===== Provided information

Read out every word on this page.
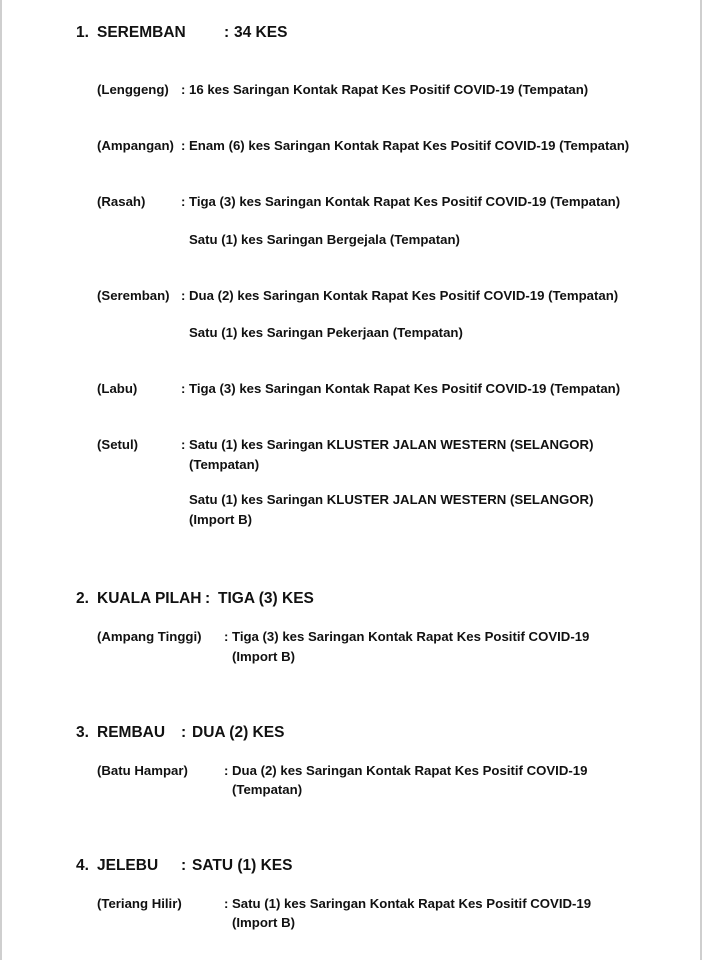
1. SEREMBAN : 34 KES
(Lenggeng) : 16 kes Saringan Kontak Rapat Kes Positif COVID-19 (Tempatan)
(Ampangan) : Enam (6) kes Saringan Kontak Rapat Kes Positif COVID-19 (Tempatan)
(Rasah)	: Tiga (3) kes Saringan Kontak Rapat Kes Positif COVID-19 (Tempatan)
Satu (1) kes Saringan Bergejala (Tempatan)
(Seremban) : Dua (2) kes Saringan Kontak Rapat Kes Positif COVID-19 (Tempatan)
Satu (1) kes Saringan Pekerjaan (Tempatan)
(Labu)	: Tiga (3) kes Saringan Kontak Rapat Kes Positif COVID-19 (Tempatan)
(Setul)	: Satu (1) kes Saringan KLUSTER JALAN WESTERN (SELANGOR)
(Tempatan)
Satu (1) kes Saringan KLUSTER JALAN WESTERN (SELANGOR)
(Import B)
2. KUALA PILAH : TIGA (3) KES
(Ampang Tinggi) : Tiga (3) kes Saringan Kontak Rapat Kes Positif COVID-19
(Import B)
3. REMBAU : DUA (2) KES
(Batu Hampar)	: Dua (2) kes Saringan Kontak Rapat Kes Positif COVID-19
(Tempatan)
4. JELEBU : SATU (1) KES
(Teriang Hilir)	: Satu (1) kes Saringan Kontak Rapat Kes Positif COVID-19
(Import B)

==========

### Problem description
What is the number of lines in the listing that contain the string "KLUSTER"? Reply with that number alone.

### Response to this task
2